▶ **Written exercise**: Show all lines of the listing that hold the word "name".

— Start Provided records —

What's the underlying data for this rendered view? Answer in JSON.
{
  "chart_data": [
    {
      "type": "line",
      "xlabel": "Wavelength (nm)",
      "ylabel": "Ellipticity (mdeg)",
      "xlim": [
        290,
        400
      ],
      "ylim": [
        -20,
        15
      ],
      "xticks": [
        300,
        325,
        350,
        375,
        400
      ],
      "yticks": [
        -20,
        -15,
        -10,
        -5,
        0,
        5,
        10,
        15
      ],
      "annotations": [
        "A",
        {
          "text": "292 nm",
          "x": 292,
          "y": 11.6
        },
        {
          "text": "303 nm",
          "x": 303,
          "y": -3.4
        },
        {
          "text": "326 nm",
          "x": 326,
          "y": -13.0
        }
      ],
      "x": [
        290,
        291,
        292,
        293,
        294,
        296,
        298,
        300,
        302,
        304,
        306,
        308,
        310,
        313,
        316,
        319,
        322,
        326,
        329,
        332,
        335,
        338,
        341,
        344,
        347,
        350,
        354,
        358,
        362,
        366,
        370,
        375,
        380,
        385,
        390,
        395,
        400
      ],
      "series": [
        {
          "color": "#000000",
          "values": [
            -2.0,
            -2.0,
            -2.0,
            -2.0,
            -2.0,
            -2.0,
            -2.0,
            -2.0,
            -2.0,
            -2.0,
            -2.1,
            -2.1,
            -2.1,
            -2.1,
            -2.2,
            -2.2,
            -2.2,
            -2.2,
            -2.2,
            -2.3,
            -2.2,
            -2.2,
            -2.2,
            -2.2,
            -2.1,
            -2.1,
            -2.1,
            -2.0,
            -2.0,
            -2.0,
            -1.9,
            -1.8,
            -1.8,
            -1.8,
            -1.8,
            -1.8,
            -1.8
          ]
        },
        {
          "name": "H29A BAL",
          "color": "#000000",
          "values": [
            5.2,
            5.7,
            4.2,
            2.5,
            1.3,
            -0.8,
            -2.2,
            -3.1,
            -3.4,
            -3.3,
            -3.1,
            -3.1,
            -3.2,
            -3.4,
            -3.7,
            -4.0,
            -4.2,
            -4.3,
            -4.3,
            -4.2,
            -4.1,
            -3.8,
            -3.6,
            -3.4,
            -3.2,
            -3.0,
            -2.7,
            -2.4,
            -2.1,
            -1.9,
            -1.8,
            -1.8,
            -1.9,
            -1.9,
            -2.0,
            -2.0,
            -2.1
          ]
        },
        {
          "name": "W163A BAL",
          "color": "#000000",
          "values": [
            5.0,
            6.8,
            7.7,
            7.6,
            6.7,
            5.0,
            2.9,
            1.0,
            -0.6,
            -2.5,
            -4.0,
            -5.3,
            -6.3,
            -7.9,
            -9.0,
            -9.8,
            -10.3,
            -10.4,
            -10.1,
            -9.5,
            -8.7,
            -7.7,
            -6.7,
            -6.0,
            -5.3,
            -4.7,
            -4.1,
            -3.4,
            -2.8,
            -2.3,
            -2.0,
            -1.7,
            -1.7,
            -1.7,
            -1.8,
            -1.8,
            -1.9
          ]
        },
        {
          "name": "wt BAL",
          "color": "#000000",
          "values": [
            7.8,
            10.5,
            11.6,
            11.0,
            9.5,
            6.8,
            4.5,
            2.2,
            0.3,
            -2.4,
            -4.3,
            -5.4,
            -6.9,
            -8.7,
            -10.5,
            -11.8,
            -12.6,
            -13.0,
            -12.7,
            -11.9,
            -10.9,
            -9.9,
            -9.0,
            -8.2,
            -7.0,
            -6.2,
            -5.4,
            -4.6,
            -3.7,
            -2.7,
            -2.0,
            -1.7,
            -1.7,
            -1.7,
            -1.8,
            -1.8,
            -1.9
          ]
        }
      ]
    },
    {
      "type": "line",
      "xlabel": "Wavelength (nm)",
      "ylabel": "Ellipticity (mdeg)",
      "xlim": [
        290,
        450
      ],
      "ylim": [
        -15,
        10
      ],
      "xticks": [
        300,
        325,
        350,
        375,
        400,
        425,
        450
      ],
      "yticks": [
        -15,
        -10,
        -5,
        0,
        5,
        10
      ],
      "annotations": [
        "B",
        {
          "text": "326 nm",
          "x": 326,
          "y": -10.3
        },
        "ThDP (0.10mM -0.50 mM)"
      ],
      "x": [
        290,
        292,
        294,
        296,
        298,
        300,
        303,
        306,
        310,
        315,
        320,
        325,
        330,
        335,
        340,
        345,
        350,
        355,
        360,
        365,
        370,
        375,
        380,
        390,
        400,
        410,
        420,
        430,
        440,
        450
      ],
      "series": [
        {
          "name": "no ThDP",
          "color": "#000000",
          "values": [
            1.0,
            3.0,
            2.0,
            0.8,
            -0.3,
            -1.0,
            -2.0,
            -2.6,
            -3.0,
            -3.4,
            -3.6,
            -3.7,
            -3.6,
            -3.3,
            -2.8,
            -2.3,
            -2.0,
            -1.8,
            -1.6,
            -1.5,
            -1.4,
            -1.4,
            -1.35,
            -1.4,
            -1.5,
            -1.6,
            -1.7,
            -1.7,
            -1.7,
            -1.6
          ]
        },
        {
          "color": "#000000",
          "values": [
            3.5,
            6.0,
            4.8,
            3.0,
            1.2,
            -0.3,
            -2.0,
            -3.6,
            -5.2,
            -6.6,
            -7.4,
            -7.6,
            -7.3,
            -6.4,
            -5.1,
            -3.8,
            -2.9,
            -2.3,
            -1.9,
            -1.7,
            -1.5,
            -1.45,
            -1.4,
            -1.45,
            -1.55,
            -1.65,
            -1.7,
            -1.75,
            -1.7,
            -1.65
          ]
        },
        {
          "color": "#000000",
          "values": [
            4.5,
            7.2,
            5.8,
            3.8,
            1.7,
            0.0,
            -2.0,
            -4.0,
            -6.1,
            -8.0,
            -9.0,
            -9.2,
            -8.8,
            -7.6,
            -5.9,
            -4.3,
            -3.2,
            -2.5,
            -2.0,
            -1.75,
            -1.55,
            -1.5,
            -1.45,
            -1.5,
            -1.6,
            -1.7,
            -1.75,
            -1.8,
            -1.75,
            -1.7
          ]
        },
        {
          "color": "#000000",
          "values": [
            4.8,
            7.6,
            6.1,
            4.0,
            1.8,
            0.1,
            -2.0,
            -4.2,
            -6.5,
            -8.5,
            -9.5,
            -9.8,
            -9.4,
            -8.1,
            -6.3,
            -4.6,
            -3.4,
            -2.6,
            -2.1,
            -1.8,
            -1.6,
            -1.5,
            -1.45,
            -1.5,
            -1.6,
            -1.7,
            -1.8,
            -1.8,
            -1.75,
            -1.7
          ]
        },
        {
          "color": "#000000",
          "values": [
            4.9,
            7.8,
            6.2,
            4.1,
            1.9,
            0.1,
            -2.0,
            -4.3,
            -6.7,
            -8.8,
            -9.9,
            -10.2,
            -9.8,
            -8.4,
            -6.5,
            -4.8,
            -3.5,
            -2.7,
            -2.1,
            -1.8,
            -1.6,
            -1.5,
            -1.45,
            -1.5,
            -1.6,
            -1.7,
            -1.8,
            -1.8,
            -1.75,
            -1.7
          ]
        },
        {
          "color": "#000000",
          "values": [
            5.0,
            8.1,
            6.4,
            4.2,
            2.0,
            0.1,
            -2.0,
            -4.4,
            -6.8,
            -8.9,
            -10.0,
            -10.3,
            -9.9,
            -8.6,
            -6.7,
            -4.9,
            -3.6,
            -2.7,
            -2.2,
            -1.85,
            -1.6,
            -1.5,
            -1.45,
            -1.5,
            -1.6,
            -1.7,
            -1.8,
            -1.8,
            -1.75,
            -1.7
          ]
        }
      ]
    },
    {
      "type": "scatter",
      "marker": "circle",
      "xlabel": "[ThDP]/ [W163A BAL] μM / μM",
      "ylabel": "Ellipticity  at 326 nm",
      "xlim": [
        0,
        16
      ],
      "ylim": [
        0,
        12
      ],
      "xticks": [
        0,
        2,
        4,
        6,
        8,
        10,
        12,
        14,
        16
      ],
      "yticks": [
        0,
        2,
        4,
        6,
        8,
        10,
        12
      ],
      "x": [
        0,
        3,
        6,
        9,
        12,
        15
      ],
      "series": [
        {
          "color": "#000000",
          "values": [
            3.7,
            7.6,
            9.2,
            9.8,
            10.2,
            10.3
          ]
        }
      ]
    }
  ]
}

— End Provided records —

▶ **Solution for this task**:
          "name": "H29A BAL",
          "name": "W163A BAL",
          "name": "wt BAL",
          "name": "no ThDP",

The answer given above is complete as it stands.